*Required work*
Search the data for the string "from" and extract every line where it appears.

* START Data to use *

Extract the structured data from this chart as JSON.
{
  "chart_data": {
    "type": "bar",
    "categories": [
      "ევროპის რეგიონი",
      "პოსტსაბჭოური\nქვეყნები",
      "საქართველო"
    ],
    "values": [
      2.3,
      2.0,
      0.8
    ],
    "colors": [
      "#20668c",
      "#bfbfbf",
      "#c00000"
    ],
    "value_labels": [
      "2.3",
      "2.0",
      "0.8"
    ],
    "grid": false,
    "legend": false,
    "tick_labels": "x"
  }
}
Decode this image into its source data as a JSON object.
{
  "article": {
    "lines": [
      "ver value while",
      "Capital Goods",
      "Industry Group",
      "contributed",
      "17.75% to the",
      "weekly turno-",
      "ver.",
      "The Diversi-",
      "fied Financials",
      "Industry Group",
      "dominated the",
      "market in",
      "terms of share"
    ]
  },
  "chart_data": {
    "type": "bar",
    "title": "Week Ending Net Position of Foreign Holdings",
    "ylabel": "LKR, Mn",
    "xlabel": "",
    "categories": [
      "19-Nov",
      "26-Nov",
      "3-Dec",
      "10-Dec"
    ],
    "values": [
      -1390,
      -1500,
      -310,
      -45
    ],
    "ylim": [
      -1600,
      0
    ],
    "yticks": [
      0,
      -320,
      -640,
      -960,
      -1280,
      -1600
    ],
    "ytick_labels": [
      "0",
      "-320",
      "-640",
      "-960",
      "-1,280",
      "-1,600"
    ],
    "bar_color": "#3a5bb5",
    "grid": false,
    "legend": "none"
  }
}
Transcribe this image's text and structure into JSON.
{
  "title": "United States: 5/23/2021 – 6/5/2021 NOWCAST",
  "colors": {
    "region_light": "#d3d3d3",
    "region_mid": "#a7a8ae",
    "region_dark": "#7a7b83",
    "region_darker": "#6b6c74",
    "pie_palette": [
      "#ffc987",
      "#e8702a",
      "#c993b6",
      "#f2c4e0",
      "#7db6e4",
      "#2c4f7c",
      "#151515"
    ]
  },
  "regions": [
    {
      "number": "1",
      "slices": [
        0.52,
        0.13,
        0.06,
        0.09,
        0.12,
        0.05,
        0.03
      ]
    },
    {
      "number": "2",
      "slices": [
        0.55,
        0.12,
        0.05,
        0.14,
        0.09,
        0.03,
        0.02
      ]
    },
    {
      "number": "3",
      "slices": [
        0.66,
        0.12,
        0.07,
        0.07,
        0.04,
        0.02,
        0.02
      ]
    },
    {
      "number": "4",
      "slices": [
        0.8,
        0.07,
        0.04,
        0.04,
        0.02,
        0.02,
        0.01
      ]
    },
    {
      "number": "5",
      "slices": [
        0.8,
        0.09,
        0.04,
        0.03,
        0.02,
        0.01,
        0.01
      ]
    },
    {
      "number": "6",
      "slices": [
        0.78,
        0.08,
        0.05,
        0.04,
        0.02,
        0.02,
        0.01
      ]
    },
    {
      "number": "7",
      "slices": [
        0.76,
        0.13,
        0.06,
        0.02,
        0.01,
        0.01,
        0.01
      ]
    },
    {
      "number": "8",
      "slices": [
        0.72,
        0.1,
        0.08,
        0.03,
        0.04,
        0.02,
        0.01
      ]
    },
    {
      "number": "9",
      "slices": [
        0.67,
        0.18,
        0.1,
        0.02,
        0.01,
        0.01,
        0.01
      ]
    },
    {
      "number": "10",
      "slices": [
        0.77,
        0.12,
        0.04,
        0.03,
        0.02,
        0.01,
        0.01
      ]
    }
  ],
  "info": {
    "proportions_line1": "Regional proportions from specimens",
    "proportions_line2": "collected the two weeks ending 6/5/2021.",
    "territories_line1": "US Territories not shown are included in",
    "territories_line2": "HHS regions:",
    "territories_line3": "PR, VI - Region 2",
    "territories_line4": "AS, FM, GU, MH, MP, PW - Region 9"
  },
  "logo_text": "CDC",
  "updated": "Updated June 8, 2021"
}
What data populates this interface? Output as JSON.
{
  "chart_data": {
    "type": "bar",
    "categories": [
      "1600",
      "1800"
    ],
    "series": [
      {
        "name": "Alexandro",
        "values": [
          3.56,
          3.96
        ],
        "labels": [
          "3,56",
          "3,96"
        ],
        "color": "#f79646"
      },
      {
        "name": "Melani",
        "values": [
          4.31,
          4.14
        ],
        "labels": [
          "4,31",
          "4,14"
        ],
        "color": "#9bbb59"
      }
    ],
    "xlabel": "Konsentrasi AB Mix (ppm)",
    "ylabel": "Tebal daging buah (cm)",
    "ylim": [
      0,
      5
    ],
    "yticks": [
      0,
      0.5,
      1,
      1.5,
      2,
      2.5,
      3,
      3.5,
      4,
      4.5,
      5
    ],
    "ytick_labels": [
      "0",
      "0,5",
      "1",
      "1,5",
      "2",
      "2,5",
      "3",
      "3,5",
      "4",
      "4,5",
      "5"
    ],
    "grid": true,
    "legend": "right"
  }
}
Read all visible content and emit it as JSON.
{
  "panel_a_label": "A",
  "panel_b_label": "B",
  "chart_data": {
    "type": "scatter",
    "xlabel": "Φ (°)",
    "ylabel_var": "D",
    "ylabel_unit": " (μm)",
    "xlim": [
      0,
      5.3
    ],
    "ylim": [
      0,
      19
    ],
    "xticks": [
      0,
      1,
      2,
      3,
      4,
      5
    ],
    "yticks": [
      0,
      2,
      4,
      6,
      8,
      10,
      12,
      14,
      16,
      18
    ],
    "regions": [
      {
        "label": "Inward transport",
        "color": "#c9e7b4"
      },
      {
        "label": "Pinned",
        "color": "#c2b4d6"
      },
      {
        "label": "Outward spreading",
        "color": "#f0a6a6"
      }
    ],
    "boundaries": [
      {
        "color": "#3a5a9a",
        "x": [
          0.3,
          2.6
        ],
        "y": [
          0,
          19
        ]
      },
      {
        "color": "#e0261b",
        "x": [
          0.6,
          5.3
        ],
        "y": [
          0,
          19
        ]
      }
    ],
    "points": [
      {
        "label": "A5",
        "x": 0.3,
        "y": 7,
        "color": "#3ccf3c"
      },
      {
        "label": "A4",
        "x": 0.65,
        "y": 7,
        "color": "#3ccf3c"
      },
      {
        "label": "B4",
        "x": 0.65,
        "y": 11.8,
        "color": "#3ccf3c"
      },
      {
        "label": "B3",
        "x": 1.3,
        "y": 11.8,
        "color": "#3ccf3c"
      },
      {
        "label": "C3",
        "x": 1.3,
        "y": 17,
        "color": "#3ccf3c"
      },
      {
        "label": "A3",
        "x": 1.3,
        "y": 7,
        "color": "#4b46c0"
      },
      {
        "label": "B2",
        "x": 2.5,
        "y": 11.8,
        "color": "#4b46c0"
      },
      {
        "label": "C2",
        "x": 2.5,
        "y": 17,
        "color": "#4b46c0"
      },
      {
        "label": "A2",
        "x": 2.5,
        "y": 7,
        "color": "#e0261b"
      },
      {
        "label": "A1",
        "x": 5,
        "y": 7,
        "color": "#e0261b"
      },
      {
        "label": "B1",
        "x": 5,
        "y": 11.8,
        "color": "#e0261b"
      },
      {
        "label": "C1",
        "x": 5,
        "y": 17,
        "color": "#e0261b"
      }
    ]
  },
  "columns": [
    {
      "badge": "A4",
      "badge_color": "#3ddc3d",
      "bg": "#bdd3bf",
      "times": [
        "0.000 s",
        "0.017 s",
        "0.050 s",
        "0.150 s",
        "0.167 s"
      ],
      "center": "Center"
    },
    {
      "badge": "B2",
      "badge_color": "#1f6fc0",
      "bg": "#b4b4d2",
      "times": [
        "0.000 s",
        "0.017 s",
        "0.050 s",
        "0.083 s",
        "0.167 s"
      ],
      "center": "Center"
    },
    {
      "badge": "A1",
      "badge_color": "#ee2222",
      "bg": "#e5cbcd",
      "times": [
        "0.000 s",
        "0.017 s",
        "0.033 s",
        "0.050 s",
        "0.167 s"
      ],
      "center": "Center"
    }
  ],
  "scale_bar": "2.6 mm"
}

* END Data to use *

*Exercise output*
Extract the structured data from this chart as JSON.
    "proportions_line1": "Regional proportions from specimens",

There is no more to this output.